◆ Directions for this task
Exclude the pictures, then repeat the remaining data exactly.

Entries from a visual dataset
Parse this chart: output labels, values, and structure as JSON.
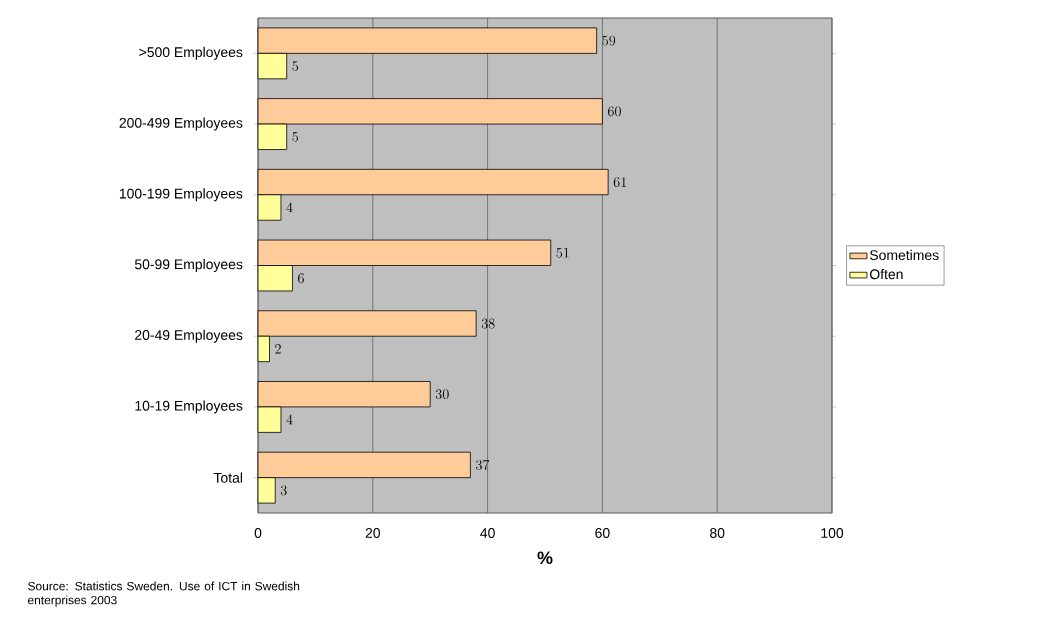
{
  "chart_data": {
    "type": "bar",
    "orientation": "horizontal",
    "categories": [
      ">500 Employees",
      "200-499 Employees",
      "100-199 Employees",
      "50-99 Employees",
      "20-49 Employees",
      "10-19 Employees",
      "Total"
    ],
    "series": [
      {
        "name": "Sometimes",
        "color": "#ffcc99",
        "values": [
          59,
          60,
          61,
          51,
          38,
          30,
          37
        ]
      },
      {
        "name": "Often",
        "color": "#ffff99",
        "values": [
          5,
          5,
          4,
          6,
          2,
          4,
          3
        ]
      }
    ],
    "xlabel": "**%**",
    "xlim": [
      0,
      100
    ],
    "xticks": [
      0,
      20,
      40,
      60,
      80,
      100
    ],
    "grid": "x",
    "legend": "right",
    "data_labels": true,
    "annotations": [
      "Source: Statistics Sweden. Use of ICT in Swedish enterprises 2003"
    ]
  }
}
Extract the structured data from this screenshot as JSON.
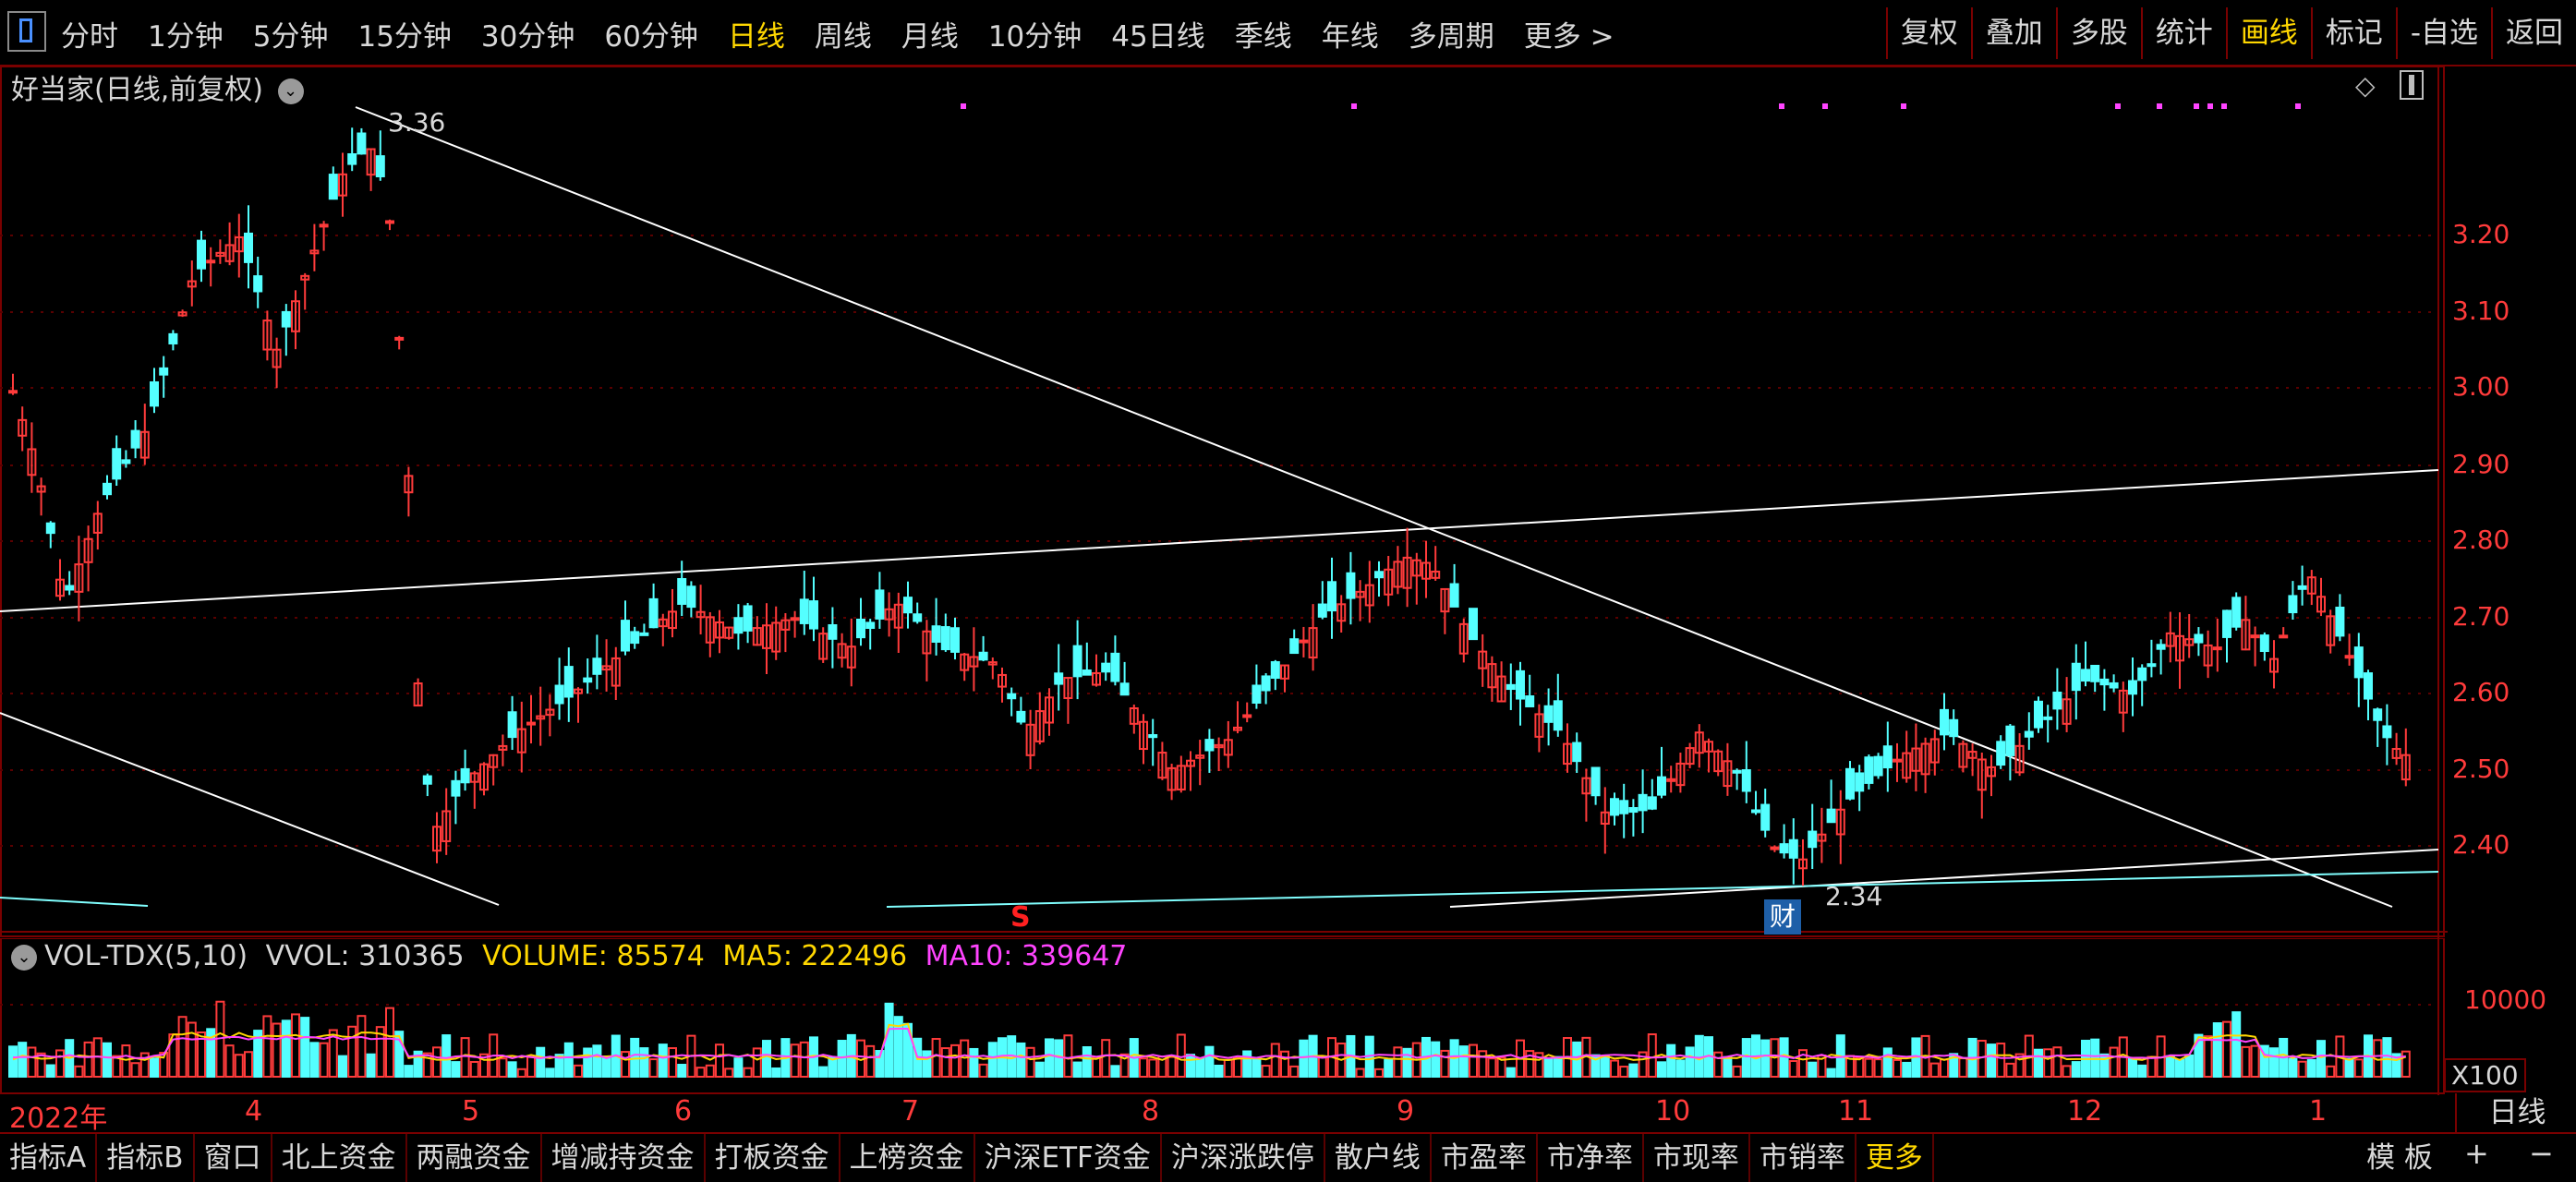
{
  "toolbar": {
    "left_tabs": [
      "分时",
      "1分钟",
      "5分钟",
      "15分钟",
      "30分钟",
      "60分钟",
      "日线",
      "周线",
      "月线",
      "10分钟",
      "45日线",
      "季线",
      "年线",
      "多周期",
      "更多 >"
    ],
    "active_left": "日线",
    "right_tabs": [
      "复权",
      "叠加",
      "多股",
      "统计",
      "画线",
      "标记",
      "-自选",
      "返回"
    ],
    "active_right": "画线"
  },
  "chart": {
    "title": "好当家(日线,前复权)",
    "high_label": "3.36",
    "low_label": "2.34",
    "cai_badge": "财",
    "s_marker": "S",
    "price_axis": [
      "3.20",
      "3.10",
      "3.00",
      "2.90",
      "2.80",
      "2.70",
      "2.60",
      "2.50",
      "2.40"
    ],
    "month_labels": [
      "2022年",
      "4",
      "5",
      "6",
      "7",
      "8",
      "9",
      "10",
      "11",
      "12",
      "1"
    ]
  },
  "volume": {
    "indicator": "VOL-TDX(5,10)",
    "vvol": "VVOL: 310365",
    "volume": "VOLUME: 85574",
    "ma5": "MA5: 222496",
    "ma10": "MA10: 339647",
    "axis_label": "10000",
    "unit": "X100"
  },
  "bottom": {
    "tabs": [
      "指标A",
      "指标B",
      "窗口",
      "北上资金",
      "两融资金",
      "增减持资金",
      "打板资金",
      "上榜资金",
      "沪深ETF资金",
      "沪深涨跌停",
      "散户线",
      "市盈率",
      "市净率",
      "市现率",
      "市销率",
      "更多"
    ],
    "active": "更多",
    "template": "模 板",
    "period": "日线",
    "plus": "+",
    "minus": "−"
  },
  "colors": {
    "up": "#ff3b3b",
    "down": "#54ffff",
    "active": "#ffd700",
    "border": "#7a0000",
    "ma5": "#ffd700",
    "ma10": "#ff44ff"
  }
}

◆ Written solution
Parse this chart: output labels, values, and structure as JSON.
{
  "chart_data": {
    "type": "bar",
    "orientation": "horizontal",
    "categories": [
      ">500 Employees",
      "200-499 Employees",
      "100-199 Employees",
      "50-99 Employees",
      "20-49 Employees",
      "10-19 Employees",
      "Total"
    ],
    "series": [
      {
        "name": "Sometimes",
        "color": "#ffcc99",
        "values": [
          59,
          60,
          61,
          51,
          38,
          30,
          37
        ]
      },
      {
        "name": "Often",
        "color": "#ffff99",
        "values": [
          5,
          5,
          4,
          6,
          2,
          4,
          3
        ]
      }
    ],
    "xlabel": "**%**",
    "xlim": [
      0,
      100
    ],
    "xticks": [
      0,
      20,
      40,
      60,
      80,
      100
    ],
    "grid": "x",
    "legend": "right",
    "data_labels": true,
    "annotations": [
      "Source: Statistics Sweden. Use of ICT in Swedish enterprises 2003"
    ]
  }
}
Extract the structured data from this screenshot as JSON.
{
  "toolbar": {
    "left_tabs": [
      "分时",
      "1分钟",
      "5分钟",
      "15分钟",
      "30分钟",
      "60分钟",
      "日线",
      "周线",
      "月线",
      "10分钟",
      "45日线",
      "季线",
      "年线",
      "多周期",
      "更多 >"
    ],
    "active_left": "日线",
    "right_tabs": [
      "复权",
      "叠加",
      "多股",
      "统计",
      "画线",
      "标记",
      "-自选",
      "返回"
    ],
    "active_right": "画线"
  },
  "chart": {
    "title": "好当家(日线,前复权)",
    "high_label": "3.36",
    "low_label": "2.34",
    "cai_badge": "财",
    "s_marker": "S",
    "price_axis": [
      "3.20",
      "3.10",
      "3.00",
      "2.90",
      "2.80",
      "2.70",
      "2.60",
      "2.50",
      "2.40"
    ],
    "month_labels": [
      "2022年",
      "4",
      "5",
      "6",
      "7",
      "8",
      "9",
      "10",
      "11",
      "12",
      "1"
    ]
  },
  "volume": {
    "indicator": "VOL-TDX(5,10)",
    "vvol": "VVOL: 310365",
    "volume": "VOLUME: 85574",
    "ma5": "MA5: 222496",
    "ma10": "MA10: 339647",
    "axis_label": "10000",
    "unit": "X100"
  },
  "bottom": {
    "tabs": [
      "指标A",
      "指标B",
      "窗口",
      "北上资金",
      "两融资金",
      "增减持资金",
      "打板资金",
      "上榜资金",
      "沪深ETF资金",
      "沪深涨跌停",
      "散户线",
      "市盈率",
      "市净率",
      "市现率",
      "市销率",
      "更多"
    ],
    "active": "更多",
    "template": "模 板",
    "period": "日线",
    "plus": "+",
    "minus": "−"
  },
  "colors": {
    "up": "#ff3b3b",
    "down": "#54ffff",
    "active": "#ffd700",
    "border": "#7a0000",
    "ma5": "#ffd700",
    "ma10": "#ff44ff"
  }
}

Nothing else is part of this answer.